[Data records]

================================

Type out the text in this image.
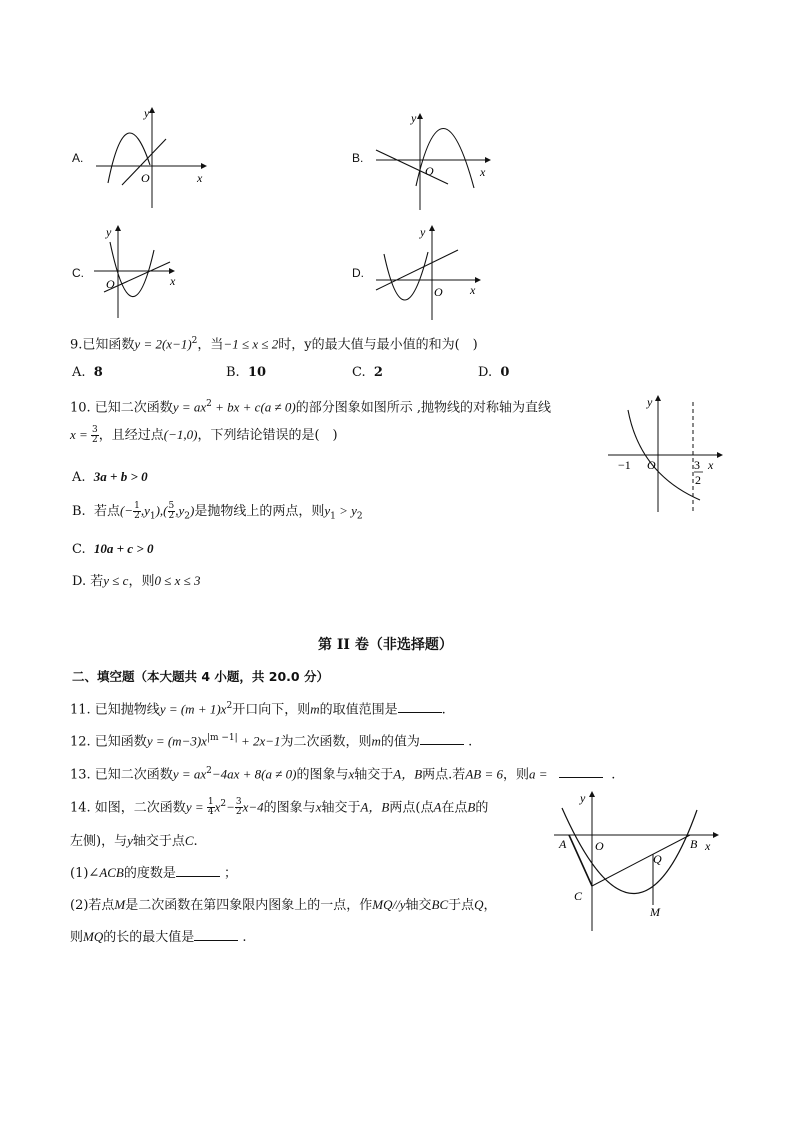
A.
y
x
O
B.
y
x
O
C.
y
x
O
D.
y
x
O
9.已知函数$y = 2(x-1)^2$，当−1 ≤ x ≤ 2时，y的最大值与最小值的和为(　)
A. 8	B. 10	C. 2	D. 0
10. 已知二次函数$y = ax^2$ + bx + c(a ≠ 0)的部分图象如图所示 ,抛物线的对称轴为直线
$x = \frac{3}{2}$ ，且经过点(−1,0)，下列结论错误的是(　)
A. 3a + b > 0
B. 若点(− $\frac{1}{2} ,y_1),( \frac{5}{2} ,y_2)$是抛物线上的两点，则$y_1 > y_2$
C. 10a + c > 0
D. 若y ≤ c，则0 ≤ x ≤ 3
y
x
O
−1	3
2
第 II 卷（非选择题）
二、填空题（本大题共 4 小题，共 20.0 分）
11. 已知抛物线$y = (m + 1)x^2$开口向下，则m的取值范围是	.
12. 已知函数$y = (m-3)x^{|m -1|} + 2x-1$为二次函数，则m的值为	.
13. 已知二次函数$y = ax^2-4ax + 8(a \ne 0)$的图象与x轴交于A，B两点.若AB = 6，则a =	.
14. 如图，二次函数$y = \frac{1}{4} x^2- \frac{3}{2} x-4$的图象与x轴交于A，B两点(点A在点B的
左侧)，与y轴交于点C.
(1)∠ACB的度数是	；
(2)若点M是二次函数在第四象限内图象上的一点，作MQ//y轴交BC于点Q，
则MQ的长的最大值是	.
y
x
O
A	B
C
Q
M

================================

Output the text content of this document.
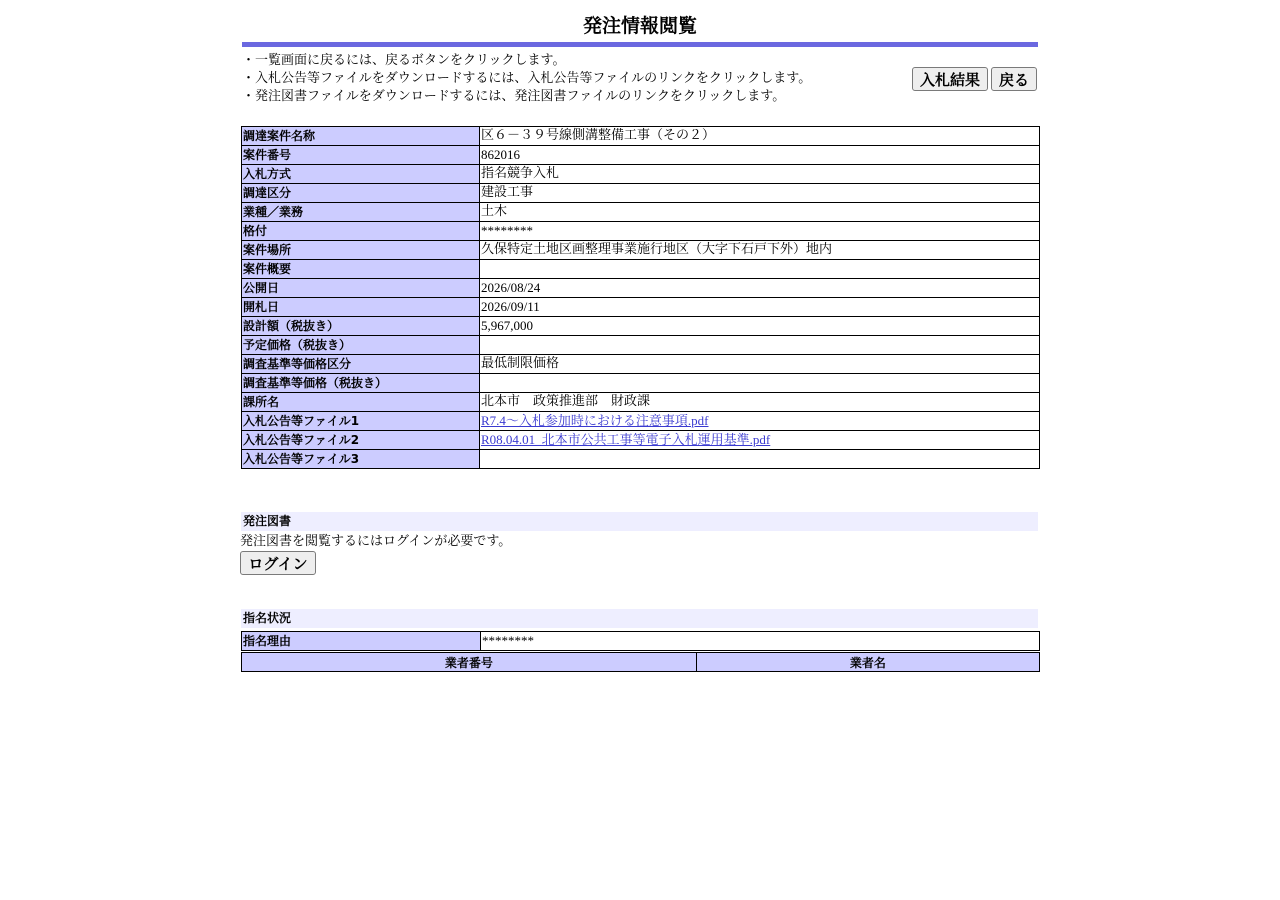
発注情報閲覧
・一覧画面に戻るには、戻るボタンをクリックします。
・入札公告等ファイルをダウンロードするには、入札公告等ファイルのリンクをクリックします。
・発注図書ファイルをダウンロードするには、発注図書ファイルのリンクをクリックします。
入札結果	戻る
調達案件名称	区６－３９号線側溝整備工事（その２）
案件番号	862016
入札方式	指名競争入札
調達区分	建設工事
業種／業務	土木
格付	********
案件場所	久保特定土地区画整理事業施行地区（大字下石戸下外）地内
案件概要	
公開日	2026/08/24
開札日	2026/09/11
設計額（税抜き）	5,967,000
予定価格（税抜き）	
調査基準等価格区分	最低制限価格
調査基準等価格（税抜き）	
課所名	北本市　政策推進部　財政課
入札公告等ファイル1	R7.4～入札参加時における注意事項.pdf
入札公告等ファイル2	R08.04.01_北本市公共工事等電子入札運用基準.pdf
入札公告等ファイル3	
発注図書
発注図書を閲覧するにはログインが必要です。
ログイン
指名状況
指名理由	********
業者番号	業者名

================================

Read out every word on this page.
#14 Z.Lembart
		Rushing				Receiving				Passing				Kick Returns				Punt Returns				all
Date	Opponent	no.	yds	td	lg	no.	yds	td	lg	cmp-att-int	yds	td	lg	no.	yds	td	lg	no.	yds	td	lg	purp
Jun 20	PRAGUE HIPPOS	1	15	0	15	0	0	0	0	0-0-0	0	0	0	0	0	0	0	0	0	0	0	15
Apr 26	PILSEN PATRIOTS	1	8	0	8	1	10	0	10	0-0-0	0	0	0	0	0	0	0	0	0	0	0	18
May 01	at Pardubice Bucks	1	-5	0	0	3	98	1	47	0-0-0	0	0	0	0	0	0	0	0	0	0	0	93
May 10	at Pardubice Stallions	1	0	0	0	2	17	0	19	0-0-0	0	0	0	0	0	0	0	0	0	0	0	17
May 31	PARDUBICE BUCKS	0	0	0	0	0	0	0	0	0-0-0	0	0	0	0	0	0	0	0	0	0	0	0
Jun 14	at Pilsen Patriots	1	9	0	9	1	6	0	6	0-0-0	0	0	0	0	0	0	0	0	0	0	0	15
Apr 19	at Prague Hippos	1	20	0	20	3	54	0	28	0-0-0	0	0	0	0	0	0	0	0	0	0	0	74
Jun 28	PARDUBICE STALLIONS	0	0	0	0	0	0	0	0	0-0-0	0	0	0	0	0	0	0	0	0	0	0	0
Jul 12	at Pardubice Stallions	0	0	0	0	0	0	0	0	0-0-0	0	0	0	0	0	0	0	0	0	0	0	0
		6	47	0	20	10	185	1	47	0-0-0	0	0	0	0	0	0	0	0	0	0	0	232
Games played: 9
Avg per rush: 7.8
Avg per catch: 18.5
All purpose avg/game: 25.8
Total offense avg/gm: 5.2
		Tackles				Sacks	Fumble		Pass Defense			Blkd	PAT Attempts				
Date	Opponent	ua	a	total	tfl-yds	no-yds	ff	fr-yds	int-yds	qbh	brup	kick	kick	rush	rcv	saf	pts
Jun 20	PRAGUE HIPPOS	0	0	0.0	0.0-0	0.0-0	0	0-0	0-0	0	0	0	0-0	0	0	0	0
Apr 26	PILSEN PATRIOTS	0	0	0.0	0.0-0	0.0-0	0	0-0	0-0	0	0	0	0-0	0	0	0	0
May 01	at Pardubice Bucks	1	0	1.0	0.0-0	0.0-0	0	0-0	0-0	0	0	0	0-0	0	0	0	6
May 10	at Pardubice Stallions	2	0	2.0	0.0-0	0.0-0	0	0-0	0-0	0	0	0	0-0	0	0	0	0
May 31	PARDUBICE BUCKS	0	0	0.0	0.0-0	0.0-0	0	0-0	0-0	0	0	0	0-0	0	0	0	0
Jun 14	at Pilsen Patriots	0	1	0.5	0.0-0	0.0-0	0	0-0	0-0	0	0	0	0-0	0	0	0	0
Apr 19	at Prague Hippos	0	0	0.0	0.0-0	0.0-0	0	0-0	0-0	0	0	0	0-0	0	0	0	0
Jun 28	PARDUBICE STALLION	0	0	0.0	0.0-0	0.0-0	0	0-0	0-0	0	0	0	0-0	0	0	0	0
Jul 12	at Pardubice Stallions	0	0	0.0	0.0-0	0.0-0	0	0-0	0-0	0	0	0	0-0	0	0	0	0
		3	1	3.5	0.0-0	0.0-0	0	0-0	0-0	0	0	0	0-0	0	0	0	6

================================

◆ **Given task**
Identify each line containing the string "this" and copy it out.

◆ **Result of the exercise**
Type out the text in this image.
Output the text content of this document.
Read out every word on this page.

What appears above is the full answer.